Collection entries
— begin —

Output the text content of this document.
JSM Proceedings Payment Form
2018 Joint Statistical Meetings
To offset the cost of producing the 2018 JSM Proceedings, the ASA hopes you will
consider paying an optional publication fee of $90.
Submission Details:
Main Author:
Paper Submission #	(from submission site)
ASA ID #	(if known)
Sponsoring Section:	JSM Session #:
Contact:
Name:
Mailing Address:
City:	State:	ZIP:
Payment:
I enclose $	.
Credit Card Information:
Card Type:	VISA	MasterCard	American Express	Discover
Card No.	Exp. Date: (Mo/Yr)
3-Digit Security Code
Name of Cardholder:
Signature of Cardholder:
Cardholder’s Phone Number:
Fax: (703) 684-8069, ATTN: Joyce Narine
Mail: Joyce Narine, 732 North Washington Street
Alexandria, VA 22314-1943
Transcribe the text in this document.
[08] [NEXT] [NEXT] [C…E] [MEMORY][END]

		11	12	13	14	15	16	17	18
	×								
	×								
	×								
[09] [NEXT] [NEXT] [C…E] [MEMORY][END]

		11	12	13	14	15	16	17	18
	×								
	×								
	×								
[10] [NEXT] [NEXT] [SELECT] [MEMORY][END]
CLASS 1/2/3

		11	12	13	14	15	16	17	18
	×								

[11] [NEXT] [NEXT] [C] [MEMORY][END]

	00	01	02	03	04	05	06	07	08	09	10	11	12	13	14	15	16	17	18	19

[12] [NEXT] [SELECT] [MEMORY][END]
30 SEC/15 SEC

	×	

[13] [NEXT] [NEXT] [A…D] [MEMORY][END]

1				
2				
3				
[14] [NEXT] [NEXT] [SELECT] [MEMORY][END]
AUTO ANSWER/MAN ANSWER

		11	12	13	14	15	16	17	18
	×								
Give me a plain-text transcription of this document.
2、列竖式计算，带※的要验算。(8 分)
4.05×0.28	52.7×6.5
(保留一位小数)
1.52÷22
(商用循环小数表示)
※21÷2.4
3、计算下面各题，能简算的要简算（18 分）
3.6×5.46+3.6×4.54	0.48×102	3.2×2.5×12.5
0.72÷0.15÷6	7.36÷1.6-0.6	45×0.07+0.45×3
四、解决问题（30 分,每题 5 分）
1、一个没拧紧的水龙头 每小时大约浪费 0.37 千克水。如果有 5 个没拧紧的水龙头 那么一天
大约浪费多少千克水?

— end —

### Task brief
Return each line of the data exactly as written above.

### Worked answer
Output the text content of this document.
JSM Proceedings Payment Form
2018 Joint Statistical Meetings
To offset the cost of producing the 2018 JSM Proceedings, the ASA hopes you will
consider paying an optional publication fee of $90.
Submission Details:
Main Author:
Paper Submission #	(from submission site)
ASA ID #	(if known)
Sponsoring Section:	JSM Session #:
Contact:
Name:
Mailing Address:
City:	State:	ZIP:
Payment:
I enclose $	.
Credit Card Information:
Card Type:	VISA	MasterCard	American Express	Discover
Card No.	Exp. Date: (Mo/Yr)
3-Digit Security Code
Name of Cardholder:
Signature of Cardholder:
Cardholder’s Phone Number:
Fax: (703) 684-8069, ATTN: Joyce Narine
Mail: Joyce Narine, 732 North Washington Street
Alexandria, VA 22314-1943
Transcribe the text in this document.
[08] [NEXT] [NEXT] [C…E] [MEMORY][END]

		11	12	13	14	15	16	17	18
	×								
	×								
	×								
[09] [NEXT] [NEXT] [C…E] [MEMORY][END]

		11	12	13	14	15	16	17	18
	×								
	×								
	×								
[10] [NEXT] [NEXT] [SELECT] [MEMORY][END]
CLASS 1/2/3

		11	12	13	14	15	16	17	18
	×								

[11] [NEXT] [NEXT] [C] [MEMORY][END]

	00	01	02	03	04	05	06	07	08	09	10	11	12	13	14	15	16	17	18	19

[12] [NEXT] [SELECT] [MEMORY][END]
30 SEC/15 SEC

	×	

[13] [NEXT] [NEXT] [A…D] [MEMORY][END]

1				
2				
3				
[14] [NEXT] [NEXT] [SELECT] [MEMORY][END]
AUTO ANSWER/MAN ANSWER

		11	12	13	14	15	16	17	18
	×								
Give me a plain-text transcription of this document.
2、列竖式计算，带※的要验算。(8 分)
4.05×0.28	52.7×6.5
(保留一位小数)
1.52÷22
(商用循环小数表示)
※21÷2.4
3、计算下面各题，能简算的要简算（18 分）
3.6×5.46+3.6×4.54	0.48×102	3.2×2.5×12.5
0.72÷0.15÷6	7.36÷1.6-0.6	45×0.07+0.45×3
四、解决问题（30 分,每题 5 分）
1、一个没拧紧的水龙头 每小时大约浪费 0.37 千克水。如果有 5 个没拧紧的水龙头 那么一天
大约浪费多少千克水?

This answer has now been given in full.